- **PROVIDED DATA**
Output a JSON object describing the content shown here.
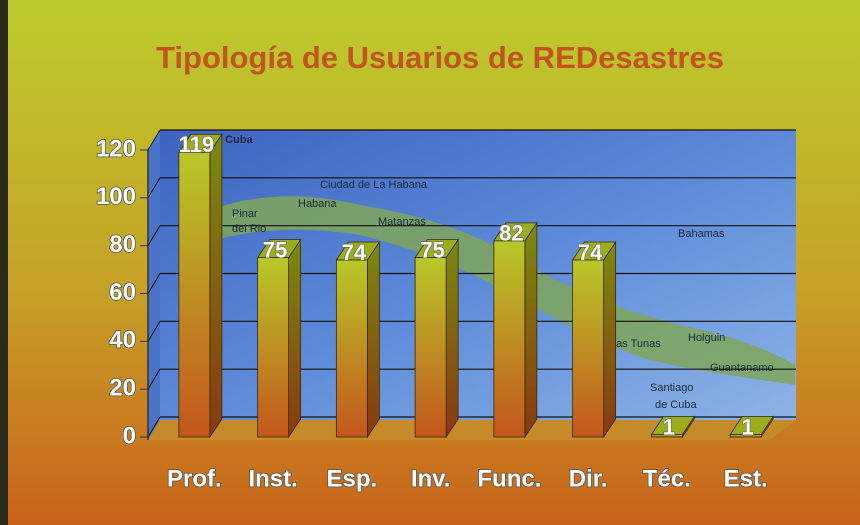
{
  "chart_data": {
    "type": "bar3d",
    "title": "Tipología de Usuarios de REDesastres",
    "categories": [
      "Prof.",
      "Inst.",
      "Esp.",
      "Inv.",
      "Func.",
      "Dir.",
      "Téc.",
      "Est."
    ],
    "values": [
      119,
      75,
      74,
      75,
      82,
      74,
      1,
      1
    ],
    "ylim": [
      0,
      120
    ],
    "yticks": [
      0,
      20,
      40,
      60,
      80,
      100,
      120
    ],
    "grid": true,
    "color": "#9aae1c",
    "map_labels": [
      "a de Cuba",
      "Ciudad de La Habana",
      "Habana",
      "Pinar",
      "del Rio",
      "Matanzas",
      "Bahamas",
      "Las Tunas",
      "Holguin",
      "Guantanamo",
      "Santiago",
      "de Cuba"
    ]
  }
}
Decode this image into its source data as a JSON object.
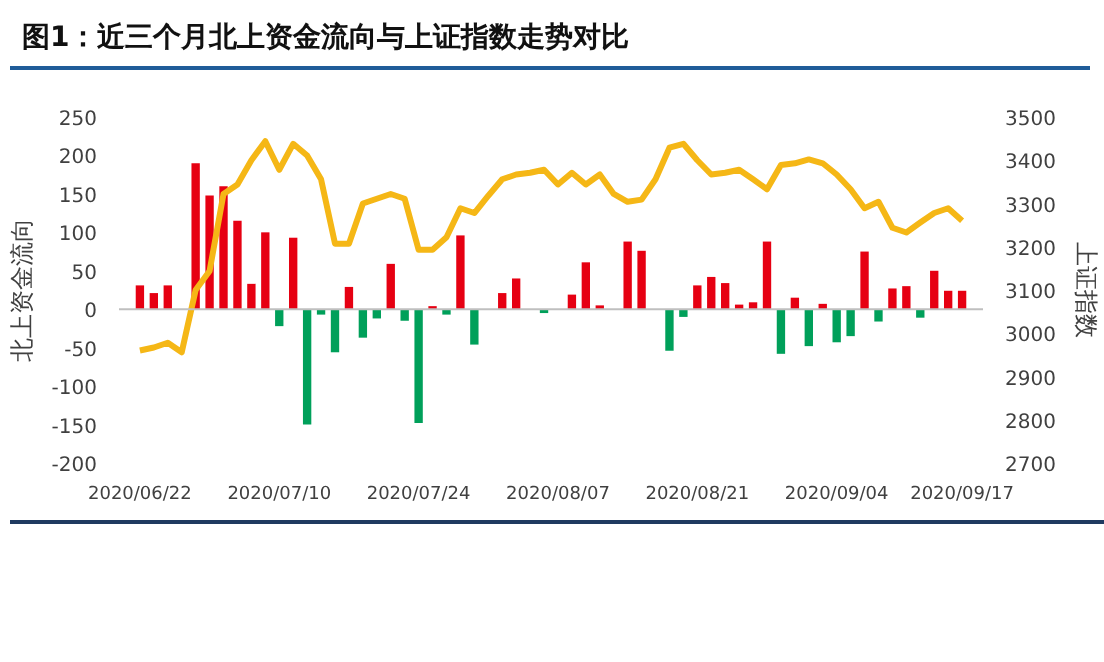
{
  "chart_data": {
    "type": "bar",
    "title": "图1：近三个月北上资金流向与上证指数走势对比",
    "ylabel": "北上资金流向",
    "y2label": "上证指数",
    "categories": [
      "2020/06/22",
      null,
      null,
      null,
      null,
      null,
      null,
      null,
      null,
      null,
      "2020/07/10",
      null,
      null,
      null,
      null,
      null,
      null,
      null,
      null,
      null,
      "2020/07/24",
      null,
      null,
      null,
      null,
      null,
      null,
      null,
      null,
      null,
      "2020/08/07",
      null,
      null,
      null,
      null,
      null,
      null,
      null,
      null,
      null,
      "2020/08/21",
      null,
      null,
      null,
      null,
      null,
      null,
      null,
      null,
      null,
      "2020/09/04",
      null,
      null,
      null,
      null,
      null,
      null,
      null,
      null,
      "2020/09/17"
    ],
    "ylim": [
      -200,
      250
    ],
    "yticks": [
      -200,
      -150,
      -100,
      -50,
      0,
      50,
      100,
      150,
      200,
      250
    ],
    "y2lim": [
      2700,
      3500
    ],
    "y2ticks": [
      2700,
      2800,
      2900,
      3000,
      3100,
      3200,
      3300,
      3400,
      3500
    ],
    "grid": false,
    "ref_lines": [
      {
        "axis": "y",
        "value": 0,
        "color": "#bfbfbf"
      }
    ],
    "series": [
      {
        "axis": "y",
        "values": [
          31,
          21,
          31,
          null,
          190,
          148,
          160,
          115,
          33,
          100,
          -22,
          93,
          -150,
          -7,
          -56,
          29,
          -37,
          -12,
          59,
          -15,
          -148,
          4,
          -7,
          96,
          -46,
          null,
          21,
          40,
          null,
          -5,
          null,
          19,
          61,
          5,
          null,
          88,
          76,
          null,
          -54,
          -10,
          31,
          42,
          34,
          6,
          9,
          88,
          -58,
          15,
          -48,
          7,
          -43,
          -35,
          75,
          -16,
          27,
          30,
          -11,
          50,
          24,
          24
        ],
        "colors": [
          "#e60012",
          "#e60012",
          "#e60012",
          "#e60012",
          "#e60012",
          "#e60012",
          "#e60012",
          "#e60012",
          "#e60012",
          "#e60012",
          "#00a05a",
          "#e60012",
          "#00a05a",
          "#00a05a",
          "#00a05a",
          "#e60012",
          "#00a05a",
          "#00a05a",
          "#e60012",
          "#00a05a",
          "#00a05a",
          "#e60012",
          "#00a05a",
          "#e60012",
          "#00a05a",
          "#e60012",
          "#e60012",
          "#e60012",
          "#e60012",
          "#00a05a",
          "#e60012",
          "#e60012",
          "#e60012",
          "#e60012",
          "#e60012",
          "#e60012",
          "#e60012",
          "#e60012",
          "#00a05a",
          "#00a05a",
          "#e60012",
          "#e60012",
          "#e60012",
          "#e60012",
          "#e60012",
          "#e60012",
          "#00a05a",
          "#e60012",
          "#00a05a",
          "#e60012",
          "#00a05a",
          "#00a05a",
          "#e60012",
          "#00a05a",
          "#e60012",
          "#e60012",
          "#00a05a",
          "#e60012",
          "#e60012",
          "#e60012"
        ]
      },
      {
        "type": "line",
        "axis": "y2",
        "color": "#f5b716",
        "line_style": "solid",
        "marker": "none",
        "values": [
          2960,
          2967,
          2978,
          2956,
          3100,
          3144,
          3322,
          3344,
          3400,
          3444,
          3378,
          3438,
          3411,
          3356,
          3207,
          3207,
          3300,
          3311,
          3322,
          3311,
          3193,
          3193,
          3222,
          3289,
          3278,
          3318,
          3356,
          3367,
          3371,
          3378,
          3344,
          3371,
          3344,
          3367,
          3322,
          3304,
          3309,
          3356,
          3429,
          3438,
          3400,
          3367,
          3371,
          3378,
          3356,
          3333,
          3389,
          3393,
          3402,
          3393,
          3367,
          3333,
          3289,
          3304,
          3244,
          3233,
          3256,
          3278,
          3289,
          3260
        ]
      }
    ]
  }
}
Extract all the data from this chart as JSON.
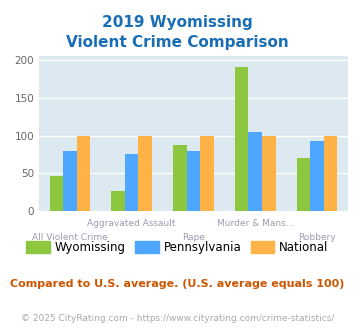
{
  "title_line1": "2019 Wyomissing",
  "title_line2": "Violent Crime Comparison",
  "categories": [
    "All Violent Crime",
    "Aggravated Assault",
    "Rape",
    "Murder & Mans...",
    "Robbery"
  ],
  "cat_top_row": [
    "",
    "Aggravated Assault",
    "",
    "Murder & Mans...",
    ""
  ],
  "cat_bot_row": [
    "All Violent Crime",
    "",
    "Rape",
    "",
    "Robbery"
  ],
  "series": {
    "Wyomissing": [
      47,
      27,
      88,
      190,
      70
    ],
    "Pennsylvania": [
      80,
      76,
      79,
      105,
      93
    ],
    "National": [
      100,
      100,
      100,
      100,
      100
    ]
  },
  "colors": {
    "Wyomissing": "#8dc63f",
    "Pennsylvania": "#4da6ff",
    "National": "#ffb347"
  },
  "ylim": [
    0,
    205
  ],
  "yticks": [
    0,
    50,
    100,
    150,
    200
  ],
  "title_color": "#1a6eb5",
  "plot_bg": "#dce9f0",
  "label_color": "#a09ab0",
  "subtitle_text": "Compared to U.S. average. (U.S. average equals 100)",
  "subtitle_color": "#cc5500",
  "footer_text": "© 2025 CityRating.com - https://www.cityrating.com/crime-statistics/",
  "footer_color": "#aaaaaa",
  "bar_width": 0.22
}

- **OBJECTIVE**
Out of the material above, gather each line where "Pennsylvania" appears.

- **SOLUTION TO THIS TASK**
    "Pennsylvania": [
    "Pennsylvania": "#4da6ff",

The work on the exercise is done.